What to produce ▸ Find the string "title" in the records. Copy every line it appears in.

(Source data)

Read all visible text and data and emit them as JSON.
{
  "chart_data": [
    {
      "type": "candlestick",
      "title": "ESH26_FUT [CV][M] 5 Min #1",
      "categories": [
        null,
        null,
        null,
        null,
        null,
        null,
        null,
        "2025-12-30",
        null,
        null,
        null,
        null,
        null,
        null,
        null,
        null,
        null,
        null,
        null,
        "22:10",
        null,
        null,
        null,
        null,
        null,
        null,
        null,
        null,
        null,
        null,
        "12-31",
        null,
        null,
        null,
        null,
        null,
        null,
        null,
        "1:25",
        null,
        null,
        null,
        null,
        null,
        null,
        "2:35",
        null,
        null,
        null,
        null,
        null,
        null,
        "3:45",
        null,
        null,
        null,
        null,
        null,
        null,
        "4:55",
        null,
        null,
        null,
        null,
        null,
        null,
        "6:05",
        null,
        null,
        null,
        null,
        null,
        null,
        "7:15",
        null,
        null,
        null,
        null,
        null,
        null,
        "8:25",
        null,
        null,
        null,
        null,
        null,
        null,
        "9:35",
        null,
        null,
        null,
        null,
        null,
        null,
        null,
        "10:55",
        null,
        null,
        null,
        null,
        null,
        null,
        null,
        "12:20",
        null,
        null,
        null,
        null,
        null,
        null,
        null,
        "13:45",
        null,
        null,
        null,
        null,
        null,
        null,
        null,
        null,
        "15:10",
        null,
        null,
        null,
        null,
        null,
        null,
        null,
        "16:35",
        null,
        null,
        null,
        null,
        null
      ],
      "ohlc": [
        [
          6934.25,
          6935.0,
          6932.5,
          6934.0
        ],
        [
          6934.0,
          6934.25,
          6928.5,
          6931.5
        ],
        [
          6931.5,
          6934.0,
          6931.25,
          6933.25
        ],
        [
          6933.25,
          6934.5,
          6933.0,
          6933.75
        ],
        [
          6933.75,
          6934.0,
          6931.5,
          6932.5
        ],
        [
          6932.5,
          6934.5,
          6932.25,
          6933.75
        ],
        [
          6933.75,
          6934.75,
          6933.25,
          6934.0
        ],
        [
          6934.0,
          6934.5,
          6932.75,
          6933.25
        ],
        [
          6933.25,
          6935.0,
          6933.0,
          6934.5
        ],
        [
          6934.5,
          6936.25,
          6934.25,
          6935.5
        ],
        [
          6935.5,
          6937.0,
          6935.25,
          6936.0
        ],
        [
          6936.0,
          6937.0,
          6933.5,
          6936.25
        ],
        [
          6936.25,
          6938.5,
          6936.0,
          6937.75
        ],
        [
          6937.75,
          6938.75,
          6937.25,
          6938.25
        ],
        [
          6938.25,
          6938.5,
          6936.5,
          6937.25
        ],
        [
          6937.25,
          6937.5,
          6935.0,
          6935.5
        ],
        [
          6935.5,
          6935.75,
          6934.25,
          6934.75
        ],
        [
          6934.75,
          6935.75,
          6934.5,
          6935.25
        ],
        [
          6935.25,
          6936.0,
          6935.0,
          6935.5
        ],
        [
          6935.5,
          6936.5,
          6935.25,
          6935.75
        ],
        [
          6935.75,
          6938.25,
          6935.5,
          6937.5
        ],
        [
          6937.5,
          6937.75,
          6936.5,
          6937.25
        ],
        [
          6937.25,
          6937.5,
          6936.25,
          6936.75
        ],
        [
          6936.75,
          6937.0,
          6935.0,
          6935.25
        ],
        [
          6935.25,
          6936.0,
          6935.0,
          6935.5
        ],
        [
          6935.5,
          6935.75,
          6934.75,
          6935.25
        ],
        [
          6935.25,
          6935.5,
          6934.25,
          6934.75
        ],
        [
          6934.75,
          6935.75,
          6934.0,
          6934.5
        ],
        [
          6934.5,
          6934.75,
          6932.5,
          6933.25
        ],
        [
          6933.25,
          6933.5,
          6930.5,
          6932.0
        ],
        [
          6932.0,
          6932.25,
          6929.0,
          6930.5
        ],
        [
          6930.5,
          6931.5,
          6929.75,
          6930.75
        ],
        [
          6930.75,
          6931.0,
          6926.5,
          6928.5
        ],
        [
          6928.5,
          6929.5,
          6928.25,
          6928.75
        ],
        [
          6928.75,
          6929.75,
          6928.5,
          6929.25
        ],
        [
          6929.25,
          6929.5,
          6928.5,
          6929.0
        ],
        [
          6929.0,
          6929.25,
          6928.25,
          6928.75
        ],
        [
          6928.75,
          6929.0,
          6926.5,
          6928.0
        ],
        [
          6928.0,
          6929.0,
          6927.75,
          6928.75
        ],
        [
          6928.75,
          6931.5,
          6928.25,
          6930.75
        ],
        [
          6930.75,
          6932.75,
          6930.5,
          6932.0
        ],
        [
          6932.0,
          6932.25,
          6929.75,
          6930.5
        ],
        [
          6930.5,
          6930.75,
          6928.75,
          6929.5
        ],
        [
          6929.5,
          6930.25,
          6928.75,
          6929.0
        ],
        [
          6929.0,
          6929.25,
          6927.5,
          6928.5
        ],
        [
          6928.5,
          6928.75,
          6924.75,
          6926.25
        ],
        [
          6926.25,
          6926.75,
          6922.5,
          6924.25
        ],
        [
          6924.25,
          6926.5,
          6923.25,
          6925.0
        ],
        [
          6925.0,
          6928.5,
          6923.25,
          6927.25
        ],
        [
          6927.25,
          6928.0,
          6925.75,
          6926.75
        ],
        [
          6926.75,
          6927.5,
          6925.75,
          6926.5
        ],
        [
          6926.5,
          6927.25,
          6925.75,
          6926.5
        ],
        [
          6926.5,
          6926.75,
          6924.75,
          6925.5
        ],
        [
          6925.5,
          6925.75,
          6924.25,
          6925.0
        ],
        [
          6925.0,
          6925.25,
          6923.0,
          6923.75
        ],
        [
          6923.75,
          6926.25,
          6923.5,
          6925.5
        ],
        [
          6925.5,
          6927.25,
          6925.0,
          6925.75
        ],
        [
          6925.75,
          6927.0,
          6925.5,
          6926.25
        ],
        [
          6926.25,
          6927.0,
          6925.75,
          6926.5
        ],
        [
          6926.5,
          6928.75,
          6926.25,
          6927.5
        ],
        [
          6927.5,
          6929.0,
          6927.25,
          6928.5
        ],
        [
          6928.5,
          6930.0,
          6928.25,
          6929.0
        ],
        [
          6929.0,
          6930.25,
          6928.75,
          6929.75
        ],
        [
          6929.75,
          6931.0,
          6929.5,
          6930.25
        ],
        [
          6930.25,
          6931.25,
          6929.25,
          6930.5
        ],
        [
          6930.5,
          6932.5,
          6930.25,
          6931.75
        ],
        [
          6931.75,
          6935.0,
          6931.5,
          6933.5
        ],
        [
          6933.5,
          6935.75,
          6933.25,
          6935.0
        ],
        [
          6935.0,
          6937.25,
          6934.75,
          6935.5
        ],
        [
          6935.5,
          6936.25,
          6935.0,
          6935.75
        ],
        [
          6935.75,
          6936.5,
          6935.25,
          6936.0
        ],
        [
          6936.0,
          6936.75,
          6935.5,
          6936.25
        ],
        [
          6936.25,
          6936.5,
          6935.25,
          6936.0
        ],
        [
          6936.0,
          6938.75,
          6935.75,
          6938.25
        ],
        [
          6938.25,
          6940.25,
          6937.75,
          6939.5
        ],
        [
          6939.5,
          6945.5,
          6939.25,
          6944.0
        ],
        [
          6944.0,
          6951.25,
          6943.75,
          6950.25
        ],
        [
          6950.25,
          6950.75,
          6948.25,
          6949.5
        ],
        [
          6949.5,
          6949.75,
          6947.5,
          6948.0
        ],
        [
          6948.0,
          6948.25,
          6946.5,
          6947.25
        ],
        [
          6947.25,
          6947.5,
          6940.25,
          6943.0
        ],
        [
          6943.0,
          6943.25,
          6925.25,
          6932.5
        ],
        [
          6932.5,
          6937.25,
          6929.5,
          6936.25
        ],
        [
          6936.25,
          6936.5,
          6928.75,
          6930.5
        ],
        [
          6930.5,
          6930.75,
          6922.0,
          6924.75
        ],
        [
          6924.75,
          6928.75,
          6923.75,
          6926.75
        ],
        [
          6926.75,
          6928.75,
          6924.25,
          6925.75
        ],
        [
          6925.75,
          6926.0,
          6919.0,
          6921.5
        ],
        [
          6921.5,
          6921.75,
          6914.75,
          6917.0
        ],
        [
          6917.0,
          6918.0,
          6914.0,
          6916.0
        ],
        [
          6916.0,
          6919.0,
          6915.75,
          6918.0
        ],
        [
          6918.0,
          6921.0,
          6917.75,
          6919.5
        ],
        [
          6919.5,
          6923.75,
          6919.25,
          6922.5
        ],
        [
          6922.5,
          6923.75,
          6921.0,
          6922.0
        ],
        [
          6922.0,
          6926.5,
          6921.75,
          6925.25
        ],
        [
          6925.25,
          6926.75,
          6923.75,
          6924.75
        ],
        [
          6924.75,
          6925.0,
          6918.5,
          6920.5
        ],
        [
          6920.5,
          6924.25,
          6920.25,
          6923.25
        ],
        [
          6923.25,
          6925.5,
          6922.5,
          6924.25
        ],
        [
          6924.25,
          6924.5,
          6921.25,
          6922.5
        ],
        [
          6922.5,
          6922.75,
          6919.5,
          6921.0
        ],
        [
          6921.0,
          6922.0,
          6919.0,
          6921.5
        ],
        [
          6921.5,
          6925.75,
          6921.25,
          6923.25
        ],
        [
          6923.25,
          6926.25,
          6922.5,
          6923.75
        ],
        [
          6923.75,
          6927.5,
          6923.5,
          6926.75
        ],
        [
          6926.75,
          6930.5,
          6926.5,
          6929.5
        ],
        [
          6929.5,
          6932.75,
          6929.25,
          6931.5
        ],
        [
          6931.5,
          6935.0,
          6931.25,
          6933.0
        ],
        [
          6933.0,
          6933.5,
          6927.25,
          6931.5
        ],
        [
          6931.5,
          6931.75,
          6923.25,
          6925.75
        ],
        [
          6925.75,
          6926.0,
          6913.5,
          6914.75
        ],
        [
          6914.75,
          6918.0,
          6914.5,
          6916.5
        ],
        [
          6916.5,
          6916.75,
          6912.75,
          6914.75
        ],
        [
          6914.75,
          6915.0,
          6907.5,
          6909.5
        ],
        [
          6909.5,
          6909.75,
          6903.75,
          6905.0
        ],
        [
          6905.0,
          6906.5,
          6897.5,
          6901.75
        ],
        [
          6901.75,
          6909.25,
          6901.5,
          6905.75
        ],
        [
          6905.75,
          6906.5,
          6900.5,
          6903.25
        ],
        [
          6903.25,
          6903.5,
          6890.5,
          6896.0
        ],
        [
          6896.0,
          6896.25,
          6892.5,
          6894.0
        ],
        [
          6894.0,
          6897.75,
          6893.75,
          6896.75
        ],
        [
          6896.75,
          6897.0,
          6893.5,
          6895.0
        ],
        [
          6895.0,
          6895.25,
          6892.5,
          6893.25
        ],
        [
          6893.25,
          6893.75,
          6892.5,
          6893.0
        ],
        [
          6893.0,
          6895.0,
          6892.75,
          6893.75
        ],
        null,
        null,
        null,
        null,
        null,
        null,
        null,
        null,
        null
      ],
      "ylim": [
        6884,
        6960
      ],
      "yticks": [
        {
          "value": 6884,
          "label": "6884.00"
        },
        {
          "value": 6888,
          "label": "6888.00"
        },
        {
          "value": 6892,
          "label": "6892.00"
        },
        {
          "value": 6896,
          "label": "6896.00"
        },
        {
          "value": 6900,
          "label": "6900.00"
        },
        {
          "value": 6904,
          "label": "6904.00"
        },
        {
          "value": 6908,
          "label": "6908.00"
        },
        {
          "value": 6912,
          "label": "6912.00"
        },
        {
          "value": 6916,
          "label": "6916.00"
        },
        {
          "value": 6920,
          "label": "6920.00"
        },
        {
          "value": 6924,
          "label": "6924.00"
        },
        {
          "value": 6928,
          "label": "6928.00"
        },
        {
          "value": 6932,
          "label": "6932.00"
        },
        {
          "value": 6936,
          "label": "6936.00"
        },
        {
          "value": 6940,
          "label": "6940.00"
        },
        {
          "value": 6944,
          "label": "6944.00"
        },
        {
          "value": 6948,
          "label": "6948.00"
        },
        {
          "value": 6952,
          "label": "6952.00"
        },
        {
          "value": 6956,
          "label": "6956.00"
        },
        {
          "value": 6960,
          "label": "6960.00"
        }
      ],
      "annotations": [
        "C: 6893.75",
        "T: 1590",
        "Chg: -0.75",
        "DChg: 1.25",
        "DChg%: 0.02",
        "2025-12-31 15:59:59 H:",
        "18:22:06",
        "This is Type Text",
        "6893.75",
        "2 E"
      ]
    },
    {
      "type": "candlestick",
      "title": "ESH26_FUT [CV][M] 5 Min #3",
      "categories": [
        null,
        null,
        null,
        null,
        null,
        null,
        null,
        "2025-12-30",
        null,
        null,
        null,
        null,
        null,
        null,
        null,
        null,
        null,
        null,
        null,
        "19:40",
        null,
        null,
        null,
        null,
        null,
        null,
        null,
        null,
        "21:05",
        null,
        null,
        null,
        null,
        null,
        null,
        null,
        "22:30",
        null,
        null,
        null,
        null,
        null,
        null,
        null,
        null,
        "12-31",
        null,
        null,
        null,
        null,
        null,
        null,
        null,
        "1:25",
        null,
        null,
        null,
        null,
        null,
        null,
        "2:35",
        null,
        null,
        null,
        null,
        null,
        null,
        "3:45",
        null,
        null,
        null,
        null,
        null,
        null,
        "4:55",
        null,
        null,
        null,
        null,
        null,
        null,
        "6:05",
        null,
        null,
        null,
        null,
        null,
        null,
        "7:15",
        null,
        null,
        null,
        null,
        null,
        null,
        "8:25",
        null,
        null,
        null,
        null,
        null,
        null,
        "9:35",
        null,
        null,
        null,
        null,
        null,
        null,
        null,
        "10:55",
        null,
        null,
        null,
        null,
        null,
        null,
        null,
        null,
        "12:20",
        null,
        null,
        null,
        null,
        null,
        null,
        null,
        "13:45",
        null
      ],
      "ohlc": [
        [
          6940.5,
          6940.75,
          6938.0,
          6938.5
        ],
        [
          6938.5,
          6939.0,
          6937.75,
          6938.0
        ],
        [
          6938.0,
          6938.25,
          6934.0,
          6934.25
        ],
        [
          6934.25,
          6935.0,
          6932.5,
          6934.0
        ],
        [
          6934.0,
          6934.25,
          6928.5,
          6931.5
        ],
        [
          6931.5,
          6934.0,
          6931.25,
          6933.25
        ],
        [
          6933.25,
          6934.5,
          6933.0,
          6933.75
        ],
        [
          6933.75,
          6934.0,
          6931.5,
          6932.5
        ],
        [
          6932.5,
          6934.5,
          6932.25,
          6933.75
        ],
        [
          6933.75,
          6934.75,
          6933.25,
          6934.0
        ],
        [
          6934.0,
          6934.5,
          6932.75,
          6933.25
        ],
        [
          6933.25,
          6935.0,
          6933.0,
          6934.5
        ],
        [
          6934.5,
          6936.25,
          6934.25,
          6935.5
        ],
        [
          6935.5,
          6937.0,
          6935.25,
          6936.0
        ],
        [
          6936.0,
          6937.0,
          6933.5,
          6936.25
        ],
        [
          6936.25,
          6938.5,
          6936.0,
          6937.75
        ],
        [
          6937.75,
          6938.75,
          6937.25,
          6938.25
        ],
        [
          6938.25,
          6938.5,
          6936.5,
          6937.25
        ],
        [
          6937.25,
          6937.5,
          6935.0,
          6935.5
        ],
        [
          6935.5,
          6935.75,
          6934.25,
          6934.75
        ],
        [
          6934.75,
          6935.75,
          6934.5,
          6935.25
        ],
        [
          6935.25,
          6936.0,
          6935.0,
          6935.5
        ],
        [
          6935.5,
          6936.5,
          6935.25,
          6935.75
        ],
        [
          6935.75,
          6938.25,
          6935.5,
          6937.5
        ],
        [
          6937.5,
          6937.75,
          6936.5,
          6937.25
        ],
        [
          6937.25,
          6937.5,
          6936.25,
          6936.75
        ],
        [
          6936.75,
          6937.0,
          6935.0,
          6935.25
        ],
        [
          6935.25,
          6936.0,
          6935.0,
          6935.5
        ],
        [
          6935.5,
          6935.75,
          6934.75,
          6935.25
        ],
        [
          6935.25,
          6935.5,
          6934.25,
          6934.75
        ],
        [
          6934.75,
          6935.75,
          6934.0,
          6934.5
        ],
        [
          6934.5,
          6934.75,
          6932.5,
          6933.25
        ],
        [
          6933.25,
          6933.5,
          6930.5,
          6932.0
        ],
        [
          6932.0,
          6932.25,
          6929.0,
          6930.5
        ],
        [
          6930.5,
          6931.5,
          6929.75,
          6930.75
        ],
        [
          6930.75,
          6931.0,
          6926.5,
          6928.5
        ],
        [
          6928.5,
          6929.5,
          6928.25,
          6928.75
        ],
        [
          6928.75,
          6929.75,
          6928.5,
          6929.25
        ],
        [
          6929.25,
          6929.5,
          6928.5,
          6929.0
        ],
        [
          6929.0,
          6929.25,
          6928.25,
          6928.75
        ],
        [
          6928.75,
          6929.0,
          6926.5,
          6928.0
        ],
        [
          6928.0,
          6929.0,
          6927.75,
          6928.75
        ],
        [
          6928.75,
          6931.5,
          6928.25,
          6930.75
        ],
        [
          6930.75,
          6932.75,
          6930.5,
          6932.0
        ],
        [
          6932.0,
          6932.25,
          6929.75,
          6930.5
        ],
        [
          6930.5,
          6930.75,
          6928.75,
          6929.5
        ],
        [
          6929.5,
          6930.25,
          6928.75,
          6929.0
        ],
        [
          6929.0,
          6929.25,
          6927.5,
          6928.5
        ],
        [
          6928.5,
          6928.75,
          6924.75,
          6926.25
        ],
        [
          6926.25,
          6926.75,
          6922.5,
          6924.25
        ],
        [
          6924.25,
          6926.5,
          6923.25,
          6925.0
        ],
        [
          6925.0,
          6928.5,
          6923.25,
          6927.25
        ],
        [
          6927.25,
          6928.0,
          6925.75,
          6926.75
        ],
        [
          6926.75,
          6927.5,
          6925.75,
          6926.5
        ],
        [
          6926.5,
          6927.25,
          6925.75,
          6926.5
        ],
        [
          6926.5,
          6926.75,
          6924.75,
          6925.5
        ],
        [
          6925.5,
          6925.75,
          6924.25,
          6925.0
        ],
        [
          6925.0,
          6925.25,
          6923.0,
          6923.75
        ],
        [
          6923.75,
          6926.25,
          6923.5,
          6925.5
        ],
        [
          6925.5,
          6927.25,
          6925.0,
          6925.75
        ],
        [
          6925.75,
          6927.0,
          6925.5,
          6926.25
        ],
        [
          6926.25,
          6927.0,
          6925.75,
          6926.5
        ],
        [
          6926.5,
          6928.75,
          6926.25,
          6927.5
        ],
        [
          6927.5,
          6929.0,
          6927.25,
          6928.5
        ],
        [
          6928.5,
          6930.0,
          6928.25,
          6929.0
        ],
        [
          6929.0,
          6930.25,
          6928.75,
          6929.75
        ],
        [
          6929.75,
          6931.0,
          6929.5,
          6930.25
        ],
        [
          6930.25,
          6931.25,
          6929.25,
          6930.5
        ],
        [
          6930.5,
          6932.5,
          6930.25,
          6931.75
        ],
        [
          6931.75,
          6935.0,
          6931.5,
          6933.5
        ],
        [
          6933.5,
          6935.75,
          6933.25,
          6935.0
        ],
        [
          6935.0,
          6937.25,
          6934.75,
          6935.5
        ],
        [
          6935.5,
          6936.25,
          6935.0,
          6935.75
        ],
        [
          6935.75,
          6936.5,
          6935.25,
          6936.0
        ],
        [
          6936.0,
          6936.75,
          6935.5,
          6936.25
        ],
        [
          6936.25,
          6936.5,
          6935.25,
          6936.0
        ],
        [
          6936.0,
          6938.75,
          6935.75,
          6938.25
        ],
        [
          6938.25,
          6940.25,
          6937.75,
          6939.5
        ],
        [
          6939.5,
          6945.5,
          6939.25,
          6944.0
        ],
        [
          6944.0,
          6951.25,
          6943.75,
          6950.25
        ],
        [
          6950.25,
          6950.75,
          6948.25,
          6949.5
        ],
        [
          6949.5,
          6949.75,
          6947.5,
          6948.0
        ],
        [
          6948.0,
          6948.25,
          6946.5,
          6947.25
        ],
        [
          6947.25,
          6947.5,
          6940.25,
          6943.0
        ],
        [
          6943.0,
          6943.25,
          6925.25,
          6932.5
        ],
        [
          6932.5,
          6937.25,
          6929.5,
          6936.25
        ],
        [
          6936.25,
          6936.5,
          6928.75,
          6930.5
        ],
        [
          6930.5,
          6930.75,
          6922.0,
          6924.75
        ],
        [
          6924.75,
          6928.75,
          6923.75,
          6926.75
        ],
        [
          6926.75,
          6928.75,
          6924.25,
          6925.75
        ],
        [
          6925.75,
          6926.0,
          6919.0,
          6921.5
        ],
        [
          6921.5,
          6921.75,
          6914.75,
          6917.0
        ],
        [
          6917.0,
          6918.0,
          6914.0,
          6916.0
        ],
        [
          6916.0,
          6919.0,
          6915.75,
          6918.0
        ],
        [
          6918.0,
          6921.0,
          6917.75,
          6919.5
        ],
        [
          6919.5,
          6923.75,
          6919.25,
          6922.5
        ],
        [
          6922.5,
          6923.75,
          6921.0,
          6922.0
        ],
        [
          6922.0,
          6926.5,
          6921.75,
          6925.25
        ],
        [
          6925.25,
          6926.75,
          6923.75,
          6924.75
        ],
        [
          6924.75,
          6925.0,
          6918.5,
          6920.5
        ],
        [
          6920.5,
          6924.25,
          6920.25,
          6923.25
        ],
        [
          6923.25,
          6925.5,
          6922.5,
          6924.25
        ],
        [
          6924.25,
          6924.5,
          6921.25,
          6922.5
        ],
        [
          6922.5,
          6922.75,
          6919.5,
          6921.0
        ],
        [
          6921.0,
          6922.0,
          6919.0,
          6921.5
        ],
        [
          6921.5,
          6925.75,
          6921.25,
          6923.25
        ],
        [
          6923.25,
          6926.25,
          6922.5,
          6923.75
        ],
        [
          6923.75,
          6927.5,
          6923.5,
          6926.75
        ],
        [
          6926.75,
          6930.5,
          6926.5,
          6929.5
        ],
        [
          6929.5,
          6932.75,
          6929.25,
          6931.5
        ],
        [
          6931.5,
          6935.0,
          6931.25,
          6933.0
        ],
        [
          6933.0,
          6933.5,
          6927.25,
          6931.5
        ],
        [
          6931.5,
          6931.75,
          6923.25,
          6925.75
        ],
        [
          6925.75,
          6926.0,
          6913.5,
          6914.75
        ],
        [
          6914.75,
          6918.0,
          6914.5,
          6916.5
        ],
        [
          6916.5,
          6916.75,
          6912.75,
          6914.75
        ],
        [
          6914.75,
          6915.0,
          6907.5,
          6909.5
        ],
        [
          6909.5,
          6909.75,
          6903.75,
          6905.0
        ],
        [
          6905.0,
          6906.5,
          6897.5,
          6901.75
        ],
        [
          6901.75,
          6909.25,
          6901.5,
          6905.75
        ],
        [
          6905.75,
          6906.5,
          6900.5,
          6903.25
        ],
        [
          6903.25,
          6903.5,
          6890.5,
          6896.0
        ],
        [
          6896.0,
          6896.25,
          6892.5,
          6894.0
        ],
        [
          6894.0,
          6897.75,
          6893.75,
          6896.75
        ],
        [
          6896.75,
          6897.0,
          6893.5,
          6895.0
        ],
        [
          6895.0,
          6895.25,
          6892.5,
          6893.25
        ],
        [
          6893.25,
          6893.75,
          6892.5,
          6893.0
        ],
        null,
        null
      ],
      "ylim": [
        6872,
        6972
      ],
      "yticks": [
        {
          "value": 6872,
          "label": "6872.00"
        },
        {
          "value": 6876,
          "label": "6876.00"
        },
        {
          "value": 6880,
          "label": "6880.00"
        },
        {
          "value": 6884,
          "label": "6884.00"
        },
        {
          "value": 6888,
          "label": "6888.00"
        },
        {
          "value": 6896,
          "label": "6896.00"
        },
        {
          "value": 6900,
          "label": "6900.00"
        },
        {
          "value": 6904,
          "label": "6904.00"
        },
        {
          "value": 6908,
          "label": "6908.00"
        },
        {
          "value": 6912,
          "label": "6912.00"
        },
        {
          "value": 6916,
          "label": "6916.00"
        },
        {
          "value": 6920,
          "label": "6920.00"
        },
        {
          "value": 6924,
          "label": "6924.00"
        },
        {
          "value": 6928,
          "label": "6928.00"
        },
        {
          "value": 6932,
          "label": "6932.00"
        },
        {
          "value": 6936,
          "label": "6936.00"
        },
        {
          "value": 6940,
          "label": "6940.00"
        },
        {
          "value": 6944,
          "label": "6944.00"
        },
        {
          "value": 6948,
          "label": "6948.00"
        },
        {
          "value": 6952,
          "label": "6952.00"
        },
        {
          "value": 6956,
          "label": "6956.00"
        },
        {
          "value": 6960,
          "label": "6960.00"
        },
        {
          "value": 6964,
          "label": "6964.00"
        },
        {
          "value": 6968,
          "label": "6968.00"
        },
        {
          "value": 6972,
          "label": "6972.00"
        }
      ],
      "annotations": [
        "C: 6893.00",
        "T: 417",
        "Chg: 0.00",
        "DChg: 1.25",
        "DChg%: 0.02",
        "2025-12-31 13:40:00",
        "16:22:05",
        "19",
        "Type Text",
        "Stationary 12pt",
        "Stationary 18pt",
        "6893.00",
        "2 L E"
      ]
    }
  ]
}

Exercise result ▸
      "title": "ESH26_FUT [CV][M] 5 Min #1",
      "title": "ESH26_FUT [CV][M] 5 Min #3",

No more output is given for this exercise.